### [STATED EXERCISE]
Set out every line bearing the string "niedrigen".

_ _ _ _ _ _ _

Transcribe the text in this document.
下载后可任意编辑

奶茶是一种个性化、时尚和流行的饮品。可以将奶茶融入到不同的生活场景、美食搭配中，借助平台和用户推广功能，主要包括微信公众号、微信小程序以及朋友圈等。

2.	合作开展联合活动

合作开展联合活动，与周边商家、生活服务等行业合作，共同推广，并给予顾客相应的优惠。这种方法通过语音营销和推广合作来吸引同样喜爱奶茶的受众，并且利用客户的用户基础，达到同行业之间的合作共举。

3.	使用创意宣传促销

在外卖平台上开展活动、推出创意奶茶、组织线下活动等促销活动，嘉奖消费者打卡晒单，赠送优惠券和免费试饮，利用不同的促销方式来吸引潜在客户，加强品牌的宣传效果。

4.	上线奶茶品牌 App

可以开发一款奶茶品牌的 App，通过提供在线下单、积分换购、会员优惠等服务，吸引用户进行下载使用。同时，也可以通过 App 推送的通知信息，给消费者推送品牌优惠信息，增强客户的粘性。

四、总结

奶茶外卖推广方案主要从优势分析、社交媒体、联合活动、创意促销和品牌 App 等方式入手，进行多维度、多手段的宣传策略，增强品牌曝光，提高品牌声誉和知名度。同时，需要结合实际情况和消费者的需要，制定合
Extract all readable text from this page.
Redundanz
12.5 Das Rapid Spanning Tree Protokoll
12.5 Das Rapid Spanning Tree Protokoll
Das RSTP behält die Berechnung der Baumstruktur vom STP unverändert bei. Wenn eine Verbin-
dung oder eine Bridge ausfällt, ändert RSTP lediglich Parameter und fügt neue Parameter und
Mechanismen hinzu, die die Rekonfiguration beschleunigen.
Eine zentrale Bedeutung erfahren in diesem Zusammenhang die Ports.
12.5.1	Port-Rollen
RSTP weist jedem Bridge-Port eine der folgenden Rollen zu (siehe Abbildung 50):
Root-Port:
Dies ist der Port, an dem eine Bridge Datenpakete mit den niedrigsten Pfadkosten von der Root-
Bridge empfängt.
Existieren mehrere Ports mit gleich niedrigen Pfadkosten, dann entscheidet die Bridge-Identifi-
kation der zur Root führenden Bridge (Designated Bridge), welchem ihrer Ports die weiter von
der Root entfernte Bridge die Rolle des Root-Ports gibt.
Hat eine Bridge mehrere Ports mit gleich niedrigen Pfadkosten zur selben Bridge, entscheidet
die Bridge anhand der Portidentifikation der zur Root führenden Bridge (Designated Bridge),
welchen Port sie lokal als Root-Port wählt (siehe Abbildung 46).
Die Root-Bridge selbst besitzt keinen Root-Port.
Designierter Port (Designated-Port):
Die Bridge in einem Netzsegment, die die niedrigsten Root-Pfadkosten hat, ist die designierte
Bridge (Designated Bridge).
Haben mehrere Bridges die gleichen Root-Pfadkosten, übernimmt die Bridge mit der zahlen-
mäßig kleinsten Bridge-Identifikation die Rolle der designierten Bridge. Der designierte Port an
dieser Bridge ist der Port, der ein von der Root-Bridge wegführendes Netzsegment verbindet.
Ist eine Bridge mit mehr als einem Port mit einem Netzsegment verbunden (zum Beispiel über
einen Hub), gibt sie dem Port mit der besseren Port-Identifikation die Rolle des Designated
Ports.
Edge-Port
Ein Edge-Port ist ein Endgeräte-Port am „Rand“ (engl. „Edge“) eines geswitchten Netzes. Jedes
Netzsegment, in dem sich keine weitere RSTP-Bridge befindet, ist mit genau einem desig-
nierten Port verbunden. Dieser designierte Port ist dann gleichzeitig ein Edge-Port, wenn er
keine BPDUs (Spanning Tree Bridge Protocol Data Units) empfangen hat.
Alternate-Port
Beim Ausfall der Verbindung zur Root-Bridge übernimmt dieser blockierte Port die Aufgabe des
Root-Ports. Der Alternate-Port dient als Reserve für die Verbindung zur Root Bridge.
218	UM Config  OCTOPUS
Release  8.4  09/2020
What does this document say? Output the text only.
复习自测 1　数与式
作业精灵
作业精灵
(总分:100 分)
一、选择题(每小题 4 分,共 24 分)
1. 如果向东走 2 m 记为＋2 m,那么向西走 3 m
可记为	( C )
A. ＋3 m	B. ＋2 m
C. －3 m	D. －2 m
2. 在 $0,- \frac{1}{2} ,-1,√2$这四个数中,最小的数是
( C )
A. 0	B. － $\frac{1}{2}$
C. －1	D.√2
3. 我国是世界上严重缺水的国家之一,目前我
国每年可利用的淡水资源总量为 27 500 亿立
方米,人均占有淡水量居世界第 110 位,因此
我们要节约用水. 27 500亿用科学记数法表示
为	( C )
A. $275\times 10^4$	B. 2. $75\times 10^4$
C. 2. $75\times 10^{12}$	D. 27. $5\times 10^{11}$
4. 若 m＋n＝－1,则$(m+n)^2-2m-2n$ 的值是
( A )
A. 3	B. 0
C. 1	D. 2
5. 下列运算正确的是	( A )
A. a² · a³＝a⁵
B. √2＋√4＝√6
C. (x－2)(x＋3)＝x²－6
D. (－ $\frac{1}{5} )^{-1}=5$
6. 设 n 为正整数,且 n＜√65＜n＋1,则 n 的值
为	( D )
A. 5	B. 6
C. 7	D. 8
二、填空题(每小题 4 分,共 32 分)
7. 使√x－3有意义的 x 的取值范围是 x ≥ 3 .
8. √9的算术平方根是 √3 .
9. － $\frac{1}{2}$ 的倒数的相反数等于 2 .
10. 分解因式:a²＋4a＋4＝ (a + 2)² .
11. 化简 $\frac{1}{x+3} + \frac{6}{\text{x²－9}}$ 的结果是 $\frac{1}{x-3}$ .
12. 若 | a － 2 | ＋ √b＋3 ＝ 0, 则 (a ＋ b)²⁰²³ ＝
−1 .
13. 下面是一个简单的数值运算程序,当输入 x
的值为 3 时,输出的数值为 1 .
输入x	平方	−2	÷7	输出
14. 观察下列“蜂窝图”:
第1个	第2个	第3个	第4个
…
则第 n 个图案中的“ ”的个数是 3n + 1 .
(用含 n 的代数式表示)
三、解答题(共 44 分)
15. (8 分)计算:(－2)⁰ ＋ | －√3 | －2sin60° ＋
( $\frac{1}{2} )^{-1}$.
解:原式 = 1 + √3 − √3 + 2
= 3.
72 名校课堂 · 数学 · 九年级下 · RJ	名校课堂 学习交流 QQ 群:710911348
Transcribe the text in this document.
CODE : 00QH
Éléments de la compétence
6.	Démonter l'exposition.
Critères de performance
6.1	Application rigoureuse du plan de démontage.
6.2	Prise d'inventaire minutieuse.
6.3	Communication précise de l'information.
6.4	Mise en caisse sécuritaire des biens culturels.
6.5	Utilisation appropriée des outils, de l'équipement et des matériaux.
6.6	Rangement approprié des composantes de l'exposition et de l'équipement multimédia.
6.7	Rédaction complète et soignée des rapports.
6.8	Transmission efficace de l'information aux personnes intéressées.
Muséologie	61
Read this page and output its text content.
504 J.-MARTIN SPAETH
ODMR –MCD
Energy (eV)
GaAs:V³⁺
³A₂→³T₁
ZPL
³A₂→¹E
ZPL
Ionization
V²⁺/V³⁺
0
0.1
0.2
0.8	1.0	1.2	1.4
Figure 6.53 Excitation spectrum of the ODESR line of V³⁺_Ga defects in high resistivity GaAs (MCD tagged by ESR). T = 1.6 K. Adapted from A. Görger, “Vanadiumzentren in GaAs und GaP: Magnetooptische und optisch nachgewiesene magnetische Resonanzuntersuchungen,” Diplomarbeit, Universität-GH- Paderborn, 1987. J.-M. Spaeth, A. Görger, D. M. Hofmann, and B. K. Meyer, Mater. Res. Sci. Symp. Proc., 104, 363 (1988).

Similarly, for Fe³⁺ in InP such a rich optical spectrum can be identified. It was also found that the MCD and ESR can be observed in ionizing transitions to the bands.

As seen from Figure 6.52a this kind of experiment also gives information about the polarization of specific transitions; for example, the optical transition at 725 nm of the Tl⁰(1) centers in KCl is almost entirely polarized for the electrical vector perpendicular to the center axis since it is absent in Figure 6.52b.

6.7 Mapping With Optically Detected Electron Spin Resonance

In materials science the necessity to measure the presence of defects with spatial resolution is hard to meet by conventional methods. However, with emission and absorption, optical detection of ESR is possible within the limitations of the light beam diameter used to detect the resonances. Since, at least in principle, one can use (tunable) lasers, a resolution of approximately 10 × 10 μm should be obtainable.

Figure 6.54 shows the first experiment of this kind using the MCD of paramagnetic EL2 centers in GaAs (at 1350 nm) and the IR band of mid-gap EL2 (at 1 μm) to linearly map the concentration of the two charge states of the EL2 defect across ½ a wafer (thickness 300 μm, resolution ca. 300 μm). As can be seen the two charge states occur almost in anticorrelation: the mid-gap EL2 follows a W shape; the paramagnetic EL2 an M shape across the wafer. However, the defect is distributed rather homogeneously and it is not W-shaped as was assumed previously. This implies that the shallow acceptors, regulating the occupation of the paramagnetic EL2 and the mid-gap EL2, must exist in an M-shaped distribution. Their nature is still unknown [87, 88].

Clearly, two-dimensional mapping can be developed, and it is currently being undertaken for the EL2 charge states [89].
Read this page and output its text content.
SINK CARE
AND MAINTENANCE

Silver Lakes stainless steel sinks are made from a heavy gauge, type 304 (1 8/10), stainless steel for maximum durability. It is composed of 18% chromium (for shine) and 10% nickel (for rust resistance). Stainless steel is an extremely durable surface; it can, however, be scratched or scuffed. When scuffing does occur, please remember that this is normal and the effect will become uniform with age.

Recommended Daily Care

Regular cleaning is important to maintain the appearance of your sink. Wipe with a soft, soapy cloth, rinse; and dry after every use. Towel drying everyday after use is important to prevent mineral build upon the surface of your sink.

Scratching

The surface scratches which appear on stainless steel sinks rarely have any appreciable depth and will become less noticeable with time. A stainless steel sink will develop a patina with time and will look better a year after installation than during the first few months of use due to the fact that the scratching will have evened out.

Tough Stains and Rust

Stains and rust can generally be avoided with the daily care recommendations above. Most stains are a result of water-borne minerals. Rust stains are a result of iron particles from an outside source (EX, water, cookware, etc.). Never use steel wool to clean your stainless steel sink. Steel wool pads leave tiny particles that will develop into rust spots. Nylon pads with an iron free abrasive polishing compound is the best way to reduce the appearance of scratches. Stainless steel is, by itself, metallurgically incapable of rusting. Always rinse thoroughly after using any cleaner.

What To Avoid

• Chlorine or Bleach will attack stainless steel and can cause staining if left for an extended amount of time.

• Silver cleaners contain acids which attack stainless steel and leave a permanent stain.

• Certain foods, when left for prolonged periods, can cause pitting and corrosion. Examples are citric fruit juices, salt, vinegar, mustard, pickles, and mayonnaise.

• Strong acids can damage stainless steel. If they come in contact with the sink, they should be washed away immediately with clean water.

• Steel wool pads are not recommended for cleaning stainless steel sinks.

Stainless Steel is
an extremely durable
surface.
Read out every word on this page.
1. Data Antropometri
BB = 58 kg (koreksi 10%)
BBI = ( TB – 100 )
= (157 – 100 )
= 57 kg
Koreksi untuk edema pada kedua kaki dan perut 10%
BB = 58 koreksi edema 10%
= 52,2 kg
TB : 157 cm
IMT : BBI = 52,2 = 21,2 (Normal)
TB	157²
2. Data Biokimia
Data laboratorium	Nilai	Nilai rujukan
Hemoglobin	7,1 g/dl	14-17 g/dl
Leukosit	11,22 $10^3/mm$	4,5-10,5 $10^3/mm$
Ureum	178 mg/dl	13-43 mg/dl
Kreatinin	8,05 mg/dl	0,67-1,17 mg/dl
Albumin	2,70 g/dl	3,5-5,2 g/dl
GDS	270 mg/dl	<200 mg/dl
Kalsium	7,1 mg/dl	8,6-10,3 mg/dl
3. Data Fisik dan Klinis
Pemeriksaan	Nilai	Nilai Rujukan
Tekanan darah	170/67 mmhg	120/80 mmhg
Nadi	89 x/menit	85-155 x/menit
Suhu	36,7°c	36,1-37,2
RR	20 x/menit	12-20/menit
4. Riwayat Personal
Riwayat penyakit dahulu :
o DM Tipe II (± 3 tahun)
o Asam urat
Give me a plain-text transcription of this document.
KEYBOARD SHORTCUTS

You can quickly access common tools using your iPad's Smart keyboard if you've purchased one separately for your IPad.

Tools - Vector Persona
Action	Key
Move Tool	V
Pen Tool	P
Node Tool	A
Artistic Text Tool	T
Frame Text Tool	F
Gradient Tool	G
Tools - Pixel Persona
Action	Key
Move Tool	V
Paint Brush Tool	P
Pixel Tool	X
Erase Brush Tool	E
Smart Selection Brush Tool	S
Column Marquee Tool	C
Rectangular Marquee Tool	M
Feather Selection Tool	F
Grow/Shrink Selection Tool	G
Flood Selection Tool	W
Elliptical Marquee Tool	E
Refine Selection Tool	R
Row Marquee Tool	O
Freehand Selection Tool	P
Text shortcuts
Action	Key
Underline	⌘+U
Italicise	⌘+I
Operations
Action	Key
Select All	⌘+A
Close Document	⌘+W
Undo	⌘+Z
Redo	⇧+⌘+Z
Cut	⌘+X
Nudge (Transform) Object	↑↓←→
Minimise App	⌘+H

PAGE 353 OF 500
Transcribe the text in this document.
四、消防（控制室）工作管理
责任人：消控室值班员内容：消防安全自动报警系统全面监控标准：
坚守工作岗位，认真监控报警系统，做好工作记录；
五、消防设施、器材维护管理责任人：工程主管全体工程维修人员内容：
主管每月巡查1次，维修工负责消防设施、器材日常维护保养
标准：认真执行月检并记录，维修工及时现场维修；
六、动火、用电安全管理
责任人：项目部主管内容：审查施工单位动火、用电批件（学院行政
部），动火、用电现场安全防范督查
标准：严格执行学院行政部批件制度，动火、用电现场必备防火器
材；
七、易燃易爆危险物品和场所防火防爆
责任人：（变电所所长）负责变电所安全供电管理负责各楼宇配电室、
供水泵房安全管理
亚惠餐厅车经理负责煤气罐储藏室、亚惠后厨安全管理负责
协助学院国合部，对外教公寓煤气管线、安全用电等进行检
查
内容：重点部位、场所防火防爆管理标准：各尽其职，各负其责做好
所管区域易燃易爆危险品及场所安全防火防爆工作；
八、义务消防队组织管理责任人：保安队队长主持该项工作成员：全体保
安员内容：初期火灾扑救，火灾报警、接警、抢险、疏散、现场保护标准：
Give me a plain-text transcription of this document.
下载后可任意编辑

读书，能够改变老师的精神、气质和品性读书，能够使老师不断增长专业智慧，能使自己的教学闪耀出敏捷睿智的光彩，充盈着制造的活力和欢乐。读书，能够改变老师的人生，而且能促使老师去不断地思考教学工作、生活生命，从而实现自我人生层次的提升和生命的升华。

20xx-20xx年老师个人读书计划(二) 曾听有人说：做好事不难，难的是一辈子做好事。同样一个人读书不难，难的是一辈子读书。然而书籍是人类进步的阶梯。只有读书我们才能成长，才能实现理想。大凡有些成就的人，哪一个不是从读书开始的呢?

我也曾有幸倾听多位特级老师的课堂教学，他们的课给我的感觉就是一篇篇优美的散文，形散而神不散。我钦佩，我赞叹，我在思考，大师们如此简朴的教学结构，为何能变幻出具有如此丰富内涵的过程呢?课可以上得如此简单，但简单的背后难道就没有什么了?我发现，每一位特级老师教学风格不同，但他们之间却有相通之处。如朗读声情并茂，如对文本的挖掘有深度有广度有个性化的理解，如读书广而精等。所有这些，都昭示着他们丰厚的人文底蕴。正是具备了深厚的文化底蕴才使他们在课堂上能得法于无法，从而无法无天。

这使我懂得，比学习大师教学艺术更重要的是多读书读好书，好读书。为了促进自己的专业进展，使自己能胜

_ _ _ _ _ _ _

### [WORKED SOLUTION]
Existieren mehrere Ports mit gleich niedrigen Pfadkosten, dann entscheidet die Bridge-Identifi-
Hat eine Bridge mehrere Ports mit gleich niedrigen Pfadkosten zur selben Bridge, entscheidet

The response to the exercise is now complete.